_Task objective_. Copy out the complete listing, word for word.

==== Provided information ====

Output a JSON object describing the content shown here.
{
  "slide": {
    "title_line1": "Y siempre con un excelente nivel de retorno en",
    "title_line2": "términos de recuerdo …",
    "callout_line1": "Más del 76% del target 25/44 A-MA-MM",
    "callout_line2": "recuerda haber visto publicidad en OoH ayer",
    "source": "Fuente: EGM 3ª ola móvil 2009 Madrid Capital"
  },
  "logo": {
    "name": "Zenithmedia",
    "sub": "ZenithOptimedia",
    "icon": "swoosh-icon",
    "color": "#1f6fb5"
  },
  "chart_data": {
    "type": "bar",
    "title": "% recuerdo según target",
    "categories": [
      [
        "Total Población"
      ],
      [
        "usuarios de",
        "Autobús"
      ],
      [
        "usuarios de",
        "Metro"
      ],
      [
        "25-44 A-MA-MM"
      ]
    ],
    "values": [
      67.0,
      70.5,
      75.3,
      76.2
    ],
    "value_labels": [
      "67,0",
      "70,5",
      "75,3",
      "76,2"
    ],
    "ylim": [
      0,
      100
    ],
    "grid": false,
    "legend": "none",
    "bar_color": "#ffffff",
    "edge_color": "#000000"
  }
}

====

_Final answer_.
Output a JSON object describing the content shown here.
{
  "slide": {
    "title_line1": "Y siempre con un excelente nivel de retorno en",
    "title_line2": "términos de recuerdo …",
    "callout_line1": "Más del 76% del target 25/44 A-MA-MM",
    "callout_line2": "recuerda haber visto publicidad en OoH ayer",
    "source": "Fuente: EGM 3ª ola móvil 2009 Madrid Capital"
  },
  "logo": {
    "name": "Zenithmedia",
    "sub": "ZenithOptimedia",
    "icon": "swoosh-icon",
    "color": "#1f6fb5"
  },
  "chart_data": {
    "type": "bar",
    "title": "% recuerdo según target",
    "categories": [
      [
        "Total Población"
      ],
      [
        "usuarios de",
        "Autobús"
      ],
      [
        "usuarios de",
        "Metro"
      ],
      [
        "25-44 A-MA-MM"
      ]
    ],
    "values": [
      67.0,
      70.5,
      75.3,
      76.2
    ],
    "value_labels": [
      "67,0",
      "70,5",
      "75,3",
      "76,2"
    ],
    "ylim": [
      0,
      100
    ],
    "grid": false,
    "legend": "none",
    "bar_color": "#ffffff",
    "edge_color": "#000000"
  }
}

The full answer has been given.